■ **Aim**
Lines that contain the string "viewer" are to be copied; leave out all others.

■ **Excerpted records**
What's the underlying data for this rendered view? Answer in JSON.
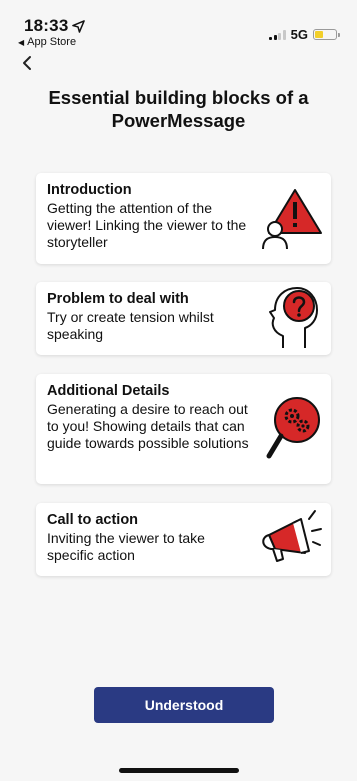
{
  "status_bar": {
    "time": "18:33",
    "back_app": "App Store",
    "network": "5G",
    "battery_level": 0.35,
    "battery_color": "#f2cf2a"
  },
  "page": {
    "title": "Essential building blocks of a PowerMessage"
  },
  "cards": [
    {
      "title": "Introduction",
      "description": "Getting the attention of the viewer! Linking the viewer to the storyteller",
      "icon": "warning-viewer-icon"
    },
    {
      "title": "Problem to deal with",
      "description": "Try or create tension whilst speaking",
      "icon": "head-question-icon"
    },
    {
      "title": "Additional Details",
      "description": "Generating a desire to reach out to you! Showing details that can guide towards possible solutions",
      "icon": "magnifier-gears-icon"
    },
    {
      "title": "Call to action",
      "description": "Inviting the viewer to take specific action",
      "icon": "megaphone-icon"
    }
  ],
  "actions": {
    "understood_label": "Understood"
  },
  "colors": {
    "accent": "#2a3a83",
    "icon_red": "#d62828",
    "background": "#f6f6f6"
  }
}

■ **Result of this exercise**
      "description": "Getting the attention of the viewer! Linking the viewer to the storyteller",
      "icon": "warning-viewer-icon"
      "description": "Inviting the viewer to take specific action",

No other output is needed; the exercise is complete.